Look through the entries and report how many lines include the word "JSON". Give the number alone.

********

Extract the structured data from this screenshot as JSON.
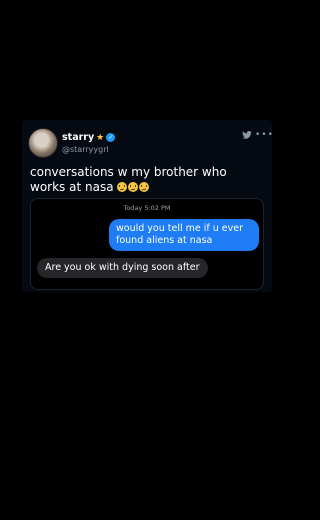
{
  "tweet": {
    "display_name": "starry",
    "handle": "@starryygrl",
    "text": "conversations w my brother who works at nasa",
    "emojis": [
      "confused-face",
      "confused-face",
      "confused-face"
    ]
  },
  "imessage": {
    "timestamp": "Today 5:02 PM",
    "messages": [
      {
        "direction": "outgoing",
        "text": "would you tell me if u ever found aliens at nasa"
      },
      {
        "direction": "incoming",
        "text": "Are you ok with dying soon after"
      }
    ]
  },
  "colors": {
    "background": "#000000",
    "card": "#050a12",
    "outgoing_bubble": "#1e7cf5",
    "incoming_bubble": "#26252a",
    "verified": "#1d9bf0",
    "star": "#ffcc33"
  }
}
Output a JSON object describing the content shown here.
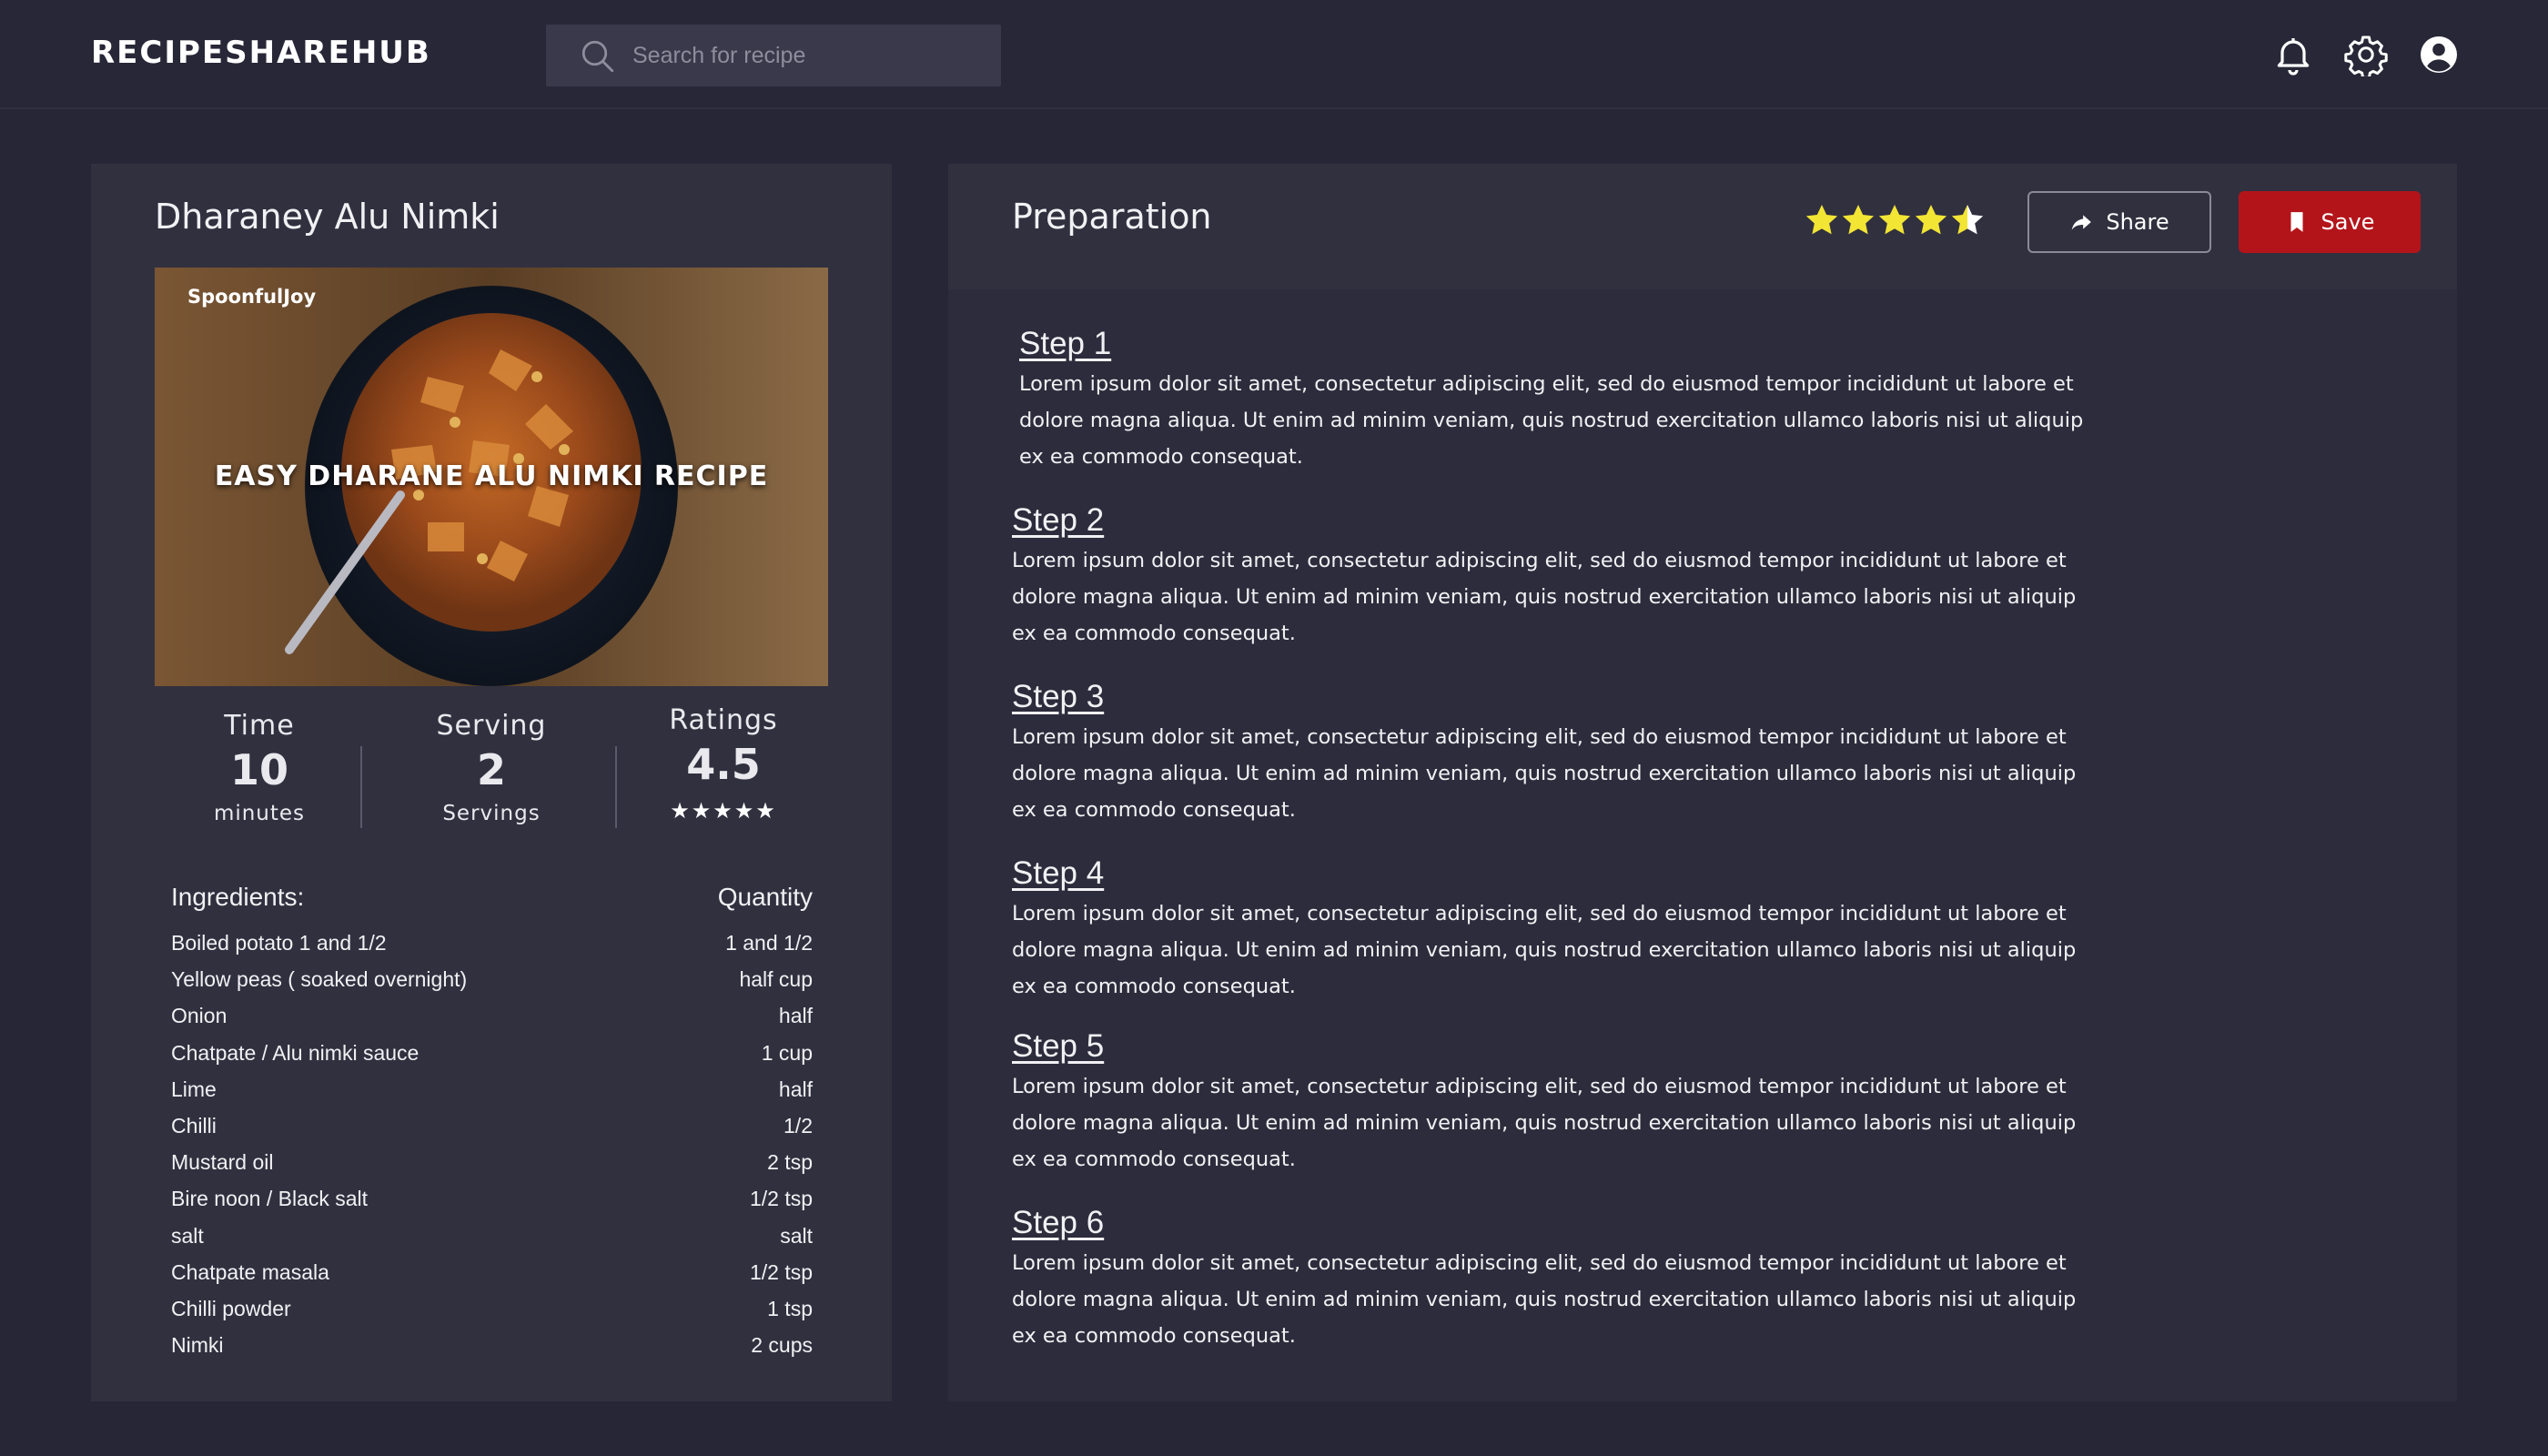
{
  "app": {
    "name": "RECIPESHAREHUB"
  },
  "search": {
    "placeholder": "Search for recipe"
  },
  "header_icons": [
    "bell-icon",
    "gear-icon",
    "user-circle-icon"
  ],
  "recipe": {
    "title": "Dharaney Alu Nimki",
    "image": {
      "brand": "SpoonfulJoy",
      "caption": "EASY DHARANE ALU NIMKI RECIPE"
    },
    "stats": {
      "time": {
        "label": "Time",
        "value": "10",
        "unit": "minutes"
      },
      "serving": {
        "label": "Serving",
        "value": "2",
        "unit": "Servings"
      },
      "ratings": {
        "label": "Ratings",
        "value": "4.5",
        "stars": "★★★★★"
      }
    }
  },
  "ingredients": {
    "header": "Ingredients:",
    "qty_header": "Quantity",
    "items": [
      {
        "name": "Boiled potato 1 and 1/2",
        "qty": "1 and 1/2"
      },
      {
        "name": "Yellow peas ( soaked overnight)",
        "qty": "half cup"
      },
      {
        "name": "Onion",
        "qty": "half"
      },
      {
        "name": "Chatpate / Alu nimki sauce",
        "qty": "1 cup"
      },
      {
        "name": "Lime",
        "qty": "half"
      },
      {
        "name": "Chilli",
        "qty": "1/2 "
      },
      {
        "name": "Mustard oil",
        "qty": "2 tsp"
      },
      {
        "name": "Bire noon / Black salt",
        "qty": "1/2 tsp"
      },
      {
        "name": "salt",
        "qty": "salt"
      },
      {
        "name": "Chatpate masala",
        "qty": "1/2 tsp"
      },
      {
        "name": "Chilli powder",
        "qty": "1 tsp"
      },
      {
        "name": "Nimki",
        "qty": "2 cups"
      }
    ]
  },
  "preparation": {
    "title": "Preparation",
    "rating": 4.5,
    "share_label": "Share",
    "save_label": "Save",
    "steps": [
      {
        "title": "Step 1",
        "text": "Lorem ipsum dolor sit amet, consectetur adipiscing elit, sed do eiusmod tempor incididunt ut labore et dolore magna aliqua. Ut enim ad minim veniam, quis nostrud exercitation ullamco laboris nisi ut aliquip ex ea commodo consequat."
      },
      {
        "title": "Step 2",
        "text": "Lorem ipsum dolor sit amet, consectetur adipiscing elit, sed do eiusmod tempor incididunt ut labore et dolore magna aliqua. Ut enim ad minim veniam, quis nostrud exercitation ullamco laboris nisi ut aliquip ex ea commodo consequat."
      },
      {
        "title": "Step 3",
        "text": "Lorem ipsum dolor sit amet, consectetur adipiscing elit, sed do eiusmod tempor incididunt ut labore et dolore magna aliqua. Ut enim ad minim veniam, quis nostrud exercitation ullamco laboris nisi ut aliquip ex ea commodo consequat."
      },
      {
        "title": "Step 4",
        "text": "Lorem ipsum dolor sit amet, consectetur adipiscing elit, sed do eiusmod tempor incididunt ut labore et dolore magna aliqua. Ut enim ad minim veniam, quis nostrud exercitation ullamco laboris nisi ut aliquip ex ea commodo consequat."
      },
      {
        "title": "Step 5",
        "text": "Lorem ipsum dolor sit amet, consectetur adipiscing elit, sed do eiusmod tempor incididunt ut labore et dolore magna aliqua. Ut enim ad minim veniam, quis nostrud exercitation ullamco laboris nisi ut aliquip ex ea commodo consequat."
      },
      {
        "title": "Step 6",
        "text": "Lorem ipsum dolor sit amet, consectetur adipiscing elit, sed do eiusmod tempor incididunt ut labore et dolore magna aliqua. Ut enim ad minim veniam, quis nostrud exercitation ullamco laboris nisi ut aliquip ex ea commodo consequat."
      }
    ]
  },
  "colors": {
    "page_bg": "#272637",
    "card_bg": "#31303f",
    "star_yellow": "#f2e534",
    "save_red": "#b3141a"
  }
}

********

Written response
2